Format the entries below, starting at the line that contains "- Point: [402, 630, 425, 644]" and ending at the line that contains "- Point: [118, 721, 141, 735]", as a Markdown table with the columns Row and Entry line. Give one numbered row per line and skip any blank lines.

_ _ _ _ _ _ _

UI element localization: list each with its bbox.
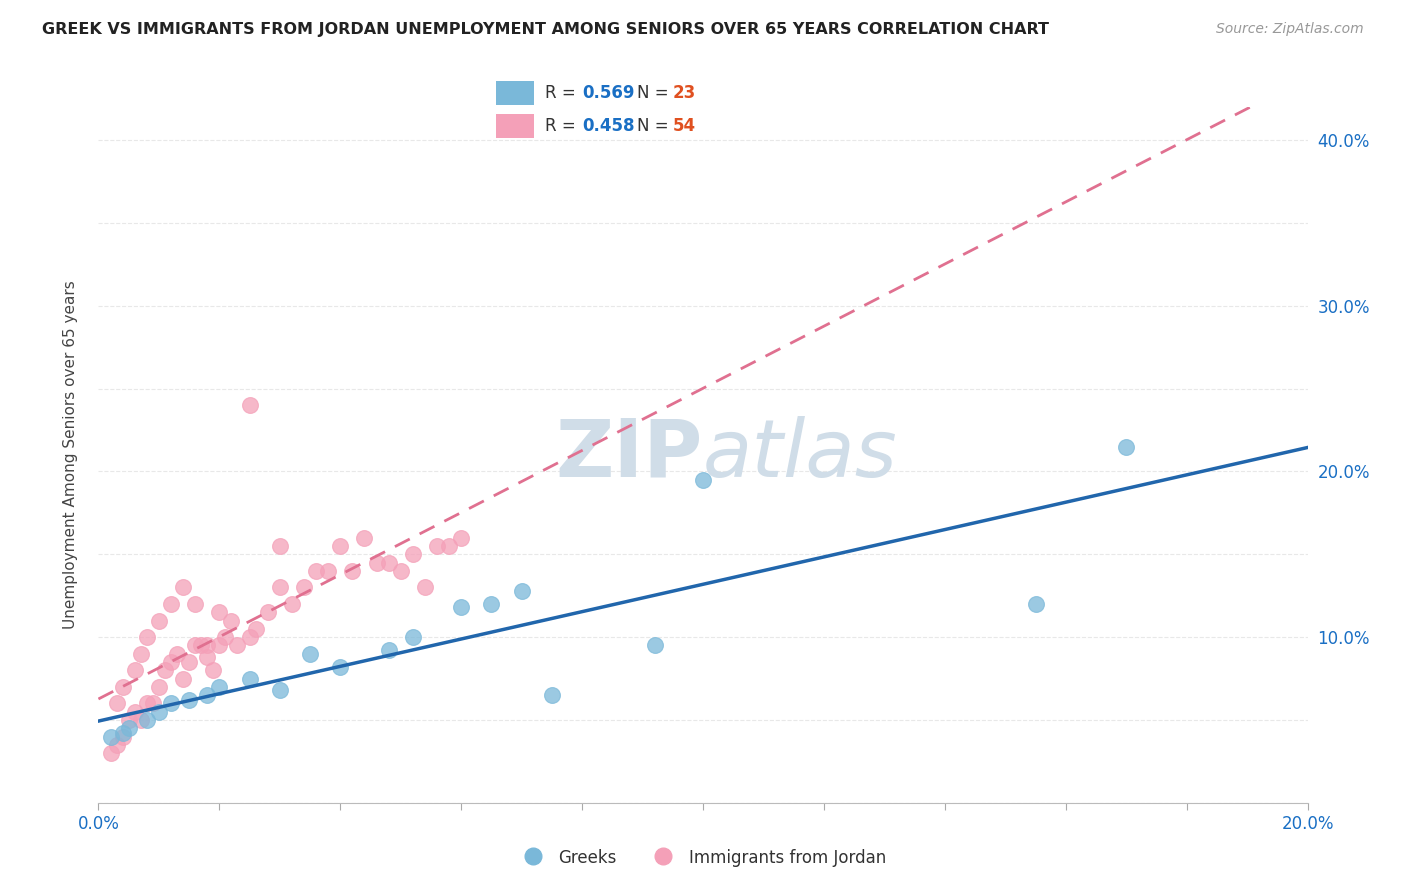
- Point: [402, 630, 425, 644]
- Point: [129, 713, 152, 727]
- Point: [208, 639, 231, 653]
- Point: [377, 643, 399, 657]
- Bar: [496, 114, 534, 138]
- Point: [208, 605, 231, 619]
- Legend: Greeks, Immigrants from Jordan: Greeks, Immigrants from Jordan: [513, 841, 893, 874]
- Point: [1024, 597, 1046, 611]
- Point: [208, 680, 231, 694]
- Point: [269, 683, 291, 698]
- Point: [226, 639, 249, 653]
- Point: [148, 680, 170, 694]
- Point: [142, 697, 165, 711]
- Point: [184, 597, 207, 611]
- Point: [160, 597, 183, 611]
- Point: [450, 531, 472, 545]
- Point: [166, 647, 188, 661]
- Point: [202, 663, 225, 677]
- Point: [292, 581, 315, 595]
- Point: [329, 660, 352, 674]
- Point: [256, 605, 278, 619]
- Point: [179, 655, 201, 669]
- Text: GREEK VS IMMIGRANTS FROM JORDAN UNEMPLOYMENT AMONG SENIORS OVER 65 YEARS CORRELA: GREEK VS IMMIGRANTS FROM JORDAN UNEMPLOY…: [42, 22, 1049, 37]
- Text: 0.569: 0.569: [582, 84, 636, 102]
- Point: [100, 746, 122, 760]
- Point: [1115, 440, 1137, 454]
- Point: [179, 693, 201, 707]
- Text: 0.458: 0.458: [582, 118, 636, 136]
- Text: N =: N =: [637, 118, 673, 136]
- Point: [100, 730, 122, 744]
- Point: [413, 581, 436, 595]
- Point: [239, 672, 262, 686]
- Point: [135, 697, 157, 711]
- Point: [644, 639, 666, 653]
- Point: [129, 647, 152, 661]
- Point: [135, 630, 157, 644]
- Bar: [496, 80, 534, 104]
- Point: [195, 650, 218, 665]
- Text: 23: 23: [673, 84, 696, 102]
- Text: N =: N =: [637, 84, 673, 102]
- Point: [239, 398, 262, 412]
- Point: [105, 697, 128, 711]
- Point: [481, 597, 503, 611]
- Text: atlas: atlas: [703, 416, 898, 494]
- Point: [172, 581, 194, 595]
- Point: [148, 614, 170, 628]
- Point: [305, 564, 328, 578]
- Point: [329, 539, 352, 553]
- Point: [135, 713, 157, 727]
- Point: [450, 600, 472, 615]
- Text: ZIP: ZIP: [555, 416, 703, 494]
- Point: [148, 705, 170, 719]
- Point: [172, 672, 194, 686]
- Point: [160, 655, 183, 669]
- Point: [245, 622, 267, 636]
- Point: [437, 539, 460, 553]
- Point: [111, 730, 134, 744]
- Point: [190, 639, 212, 653]
- Point: [316, 564, 339, 578]
- Text: R =: R =: [546, 118, 582, 136]
- Point: [118, 721, 141, 735]
- Point: [389, 564, 412, 578]
- Point: [111, 726, 134, 740]
- Point: [692, 473, 714, 487]
- Point: [239, 630, 262, 644]
- Point: [184, 639, 207, 653]
- Point: [402, 547, 425, 561]
- Point: [377, 556, 399, 570]
- Text: R =: R =: [546, 84, 582, 102]
- Point: [118, 713, 141, 727]
- Point: [124, 663, 146, 677]
- Point: [510, 583, 533, 598]
- Point: [342, 564, 364, 578]
- Point: [281, 597, 304, 611]
- Point: [160, 697, 183, 711]
- Point: [269, 581, 291, 595]
- Point: [153, 663, 176, 677]
- Point: [269, 539, 291, 553]
- Text: 54: 54: [673, 118, 696, 136]
- Point: [124, 705, 146, 719]
- Point: [195, 639, 218, 653]
- Point: [426, 539, 449, 553]
- Point: [353, 531, 375, 545]
- Point: [214, 630, 236, 644]
- Text: Source: ZipAtlas.com: Source: ZipAtlas.com: [1216, 22, 1364, 37]
- Point: [540, 688, 562, 702]
- Y-axis label: Unemployment Among Seniors over 65 years: Unemployment Among Seniors over 65 years: [63, 281, 77, 629]
- Point: [299, 647, 322, 661]
- Point: [195, 688, 218, 702]
- Point: [221, 614, 243, 628]
- Point: [105, 738, 128, 752]
- Point: [111, 680, 134, 694]
- Point: [366, 556, 388, 570]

_ _ _ _ _ _ _

* **Output of the task**:
| Row | Entry line |
|---|---|
| 1 | - Point: [402, 630, 425, 644] |
| 2 | - Point: [129, 713, 152, 727] |
| 3 | - Point: [208, 639, 231, 653] |
| 4 | - Point: [377, 643, 399, 657] |
| 5 | - Bar: [496, 114, 534, 138] |
| 6 | - Point: [208, 605, 231, 619] |
| 7 | - Legend: Greeks, Immigrants from Jordan: Greeks, Immigrants from Jordan: [513, 841, 893, 874] |
| 8 | - Point: [1024, 597, 1046, 611] |
| 9 | - Point: [208, 680, 231, 694] |
| 10 | - Point: [269, 683, 291, 698] |
| 11 | - Point: [226, 639, 249, 653] |
| 12 | - Point: [148, 680, 170, 694] |
| 13 | - Point: [142, 697, 165, 711] |
| 14 | - Point: [184, 597, 207, 611] |
| 15 | - Point: [160, 597, 183, 611] |
| 16 | - Point: [450, 531, 472, 545] |
| 17 | - Point: [166, 647, 188, 661] |
| 18 | - Point: [202, 663, 225, 677] |
| 19 | - Point: [292, 581, 315, 595] |
| 20 | - Point: [329, 660, 352, 674] |
| 21 | - Point: [256, 605, 278, 619] |
| 22 | - Point: [179, 655, 201, 669] |
| 23 | - Text: GREEK VS IMMIGRANTS FROM JORDAN UNEMPLOYMENT AMONG SENIORS OVER 65 YEARS CORRELA: GREEK VS IMMIGRANTS FROM JORDAN UNEMPLOY…: [42, 22, 1049, 37] |
| 24 | - Text: 0.569: 0.569: [582, 84, 636, 102] |
| 25 | - Point: [100, 746, 122, 760] |
| 26 | - Point: [1115, 440, 1137, 454] |
| 27 | - Point: [179, 693, 201, 707] |
| 28 | - Text: 0.458: 0.458: [582, 118, 636, 136] |
| 29 | - Text: N =: N =: [637, 118, 673, 136] |
| 30 | - Point: [100, 730, 122, 744] |
| 31 | - Point: [413, 581, 436, 595] |
| 32 | - Point: [239, 672, 262, 686] |
| 33 | - Point: [135, 697, 157, 711] |
| 34 | - Point: [644, 639, 666, 653] |
| 35 | - Point: [129, 647, 152, 661] |
| 36 | - Point: [135, 630, 157, 644] |
| 37 | - Bar: [496, 80, 534, 104] |
| 38 | - Point: [195, 650, 218, 665] |
| 39 | - Text: 23: 23: [673, 84, 696, 102] |
| 40 | - Text: N =: N =: [637, 84, 673, 102] |
| 41 | - Point: [239, 398, 262, 412] |
| 42 | - Point: [105, 697, 128, 711] |
| 43 | - Point: [481, 597, 503, 611] |
| 44 | - Text: atlas: atlas: [703, 416, 898, 494] |
| 45 | - Point: [172, 581, 194, 595] |
| 46 | - Point: [148, 614, 170, 628] |
| 47 | - Point: [305, 564, 328, 578] |
| 48 | - Point: [329, 539, 352, 553] |
| 49 | - Point: [135, 713, 157, 727] |
| 50 | - Point: [450, 600, 472, 615] |
| 51 | - Text: ZIP: ZIP: [555, 416, 703, 494] |
| 52 | - Point: [148, 705, 170, 719] |
| 53 | - Point: [172, 672, 194, 686] |
| 54 | - Point: [160, 655, 183, 669] |
| 55 | - Point: [245, 622, 267, 636] |
| 56 | - Point: [437, 539, 460, 553] |
| 57 | - Point: [111, 730, 134, 744] |
| 58 | - Point: [190, 639, 212, 653] |
| 59 | - Point: [316, 564, 339, 578] |
| 60 | - Text: R =: R =: [546, 118, 582, 136] |
| 61 | - Point: [118, 721, 141, 735] |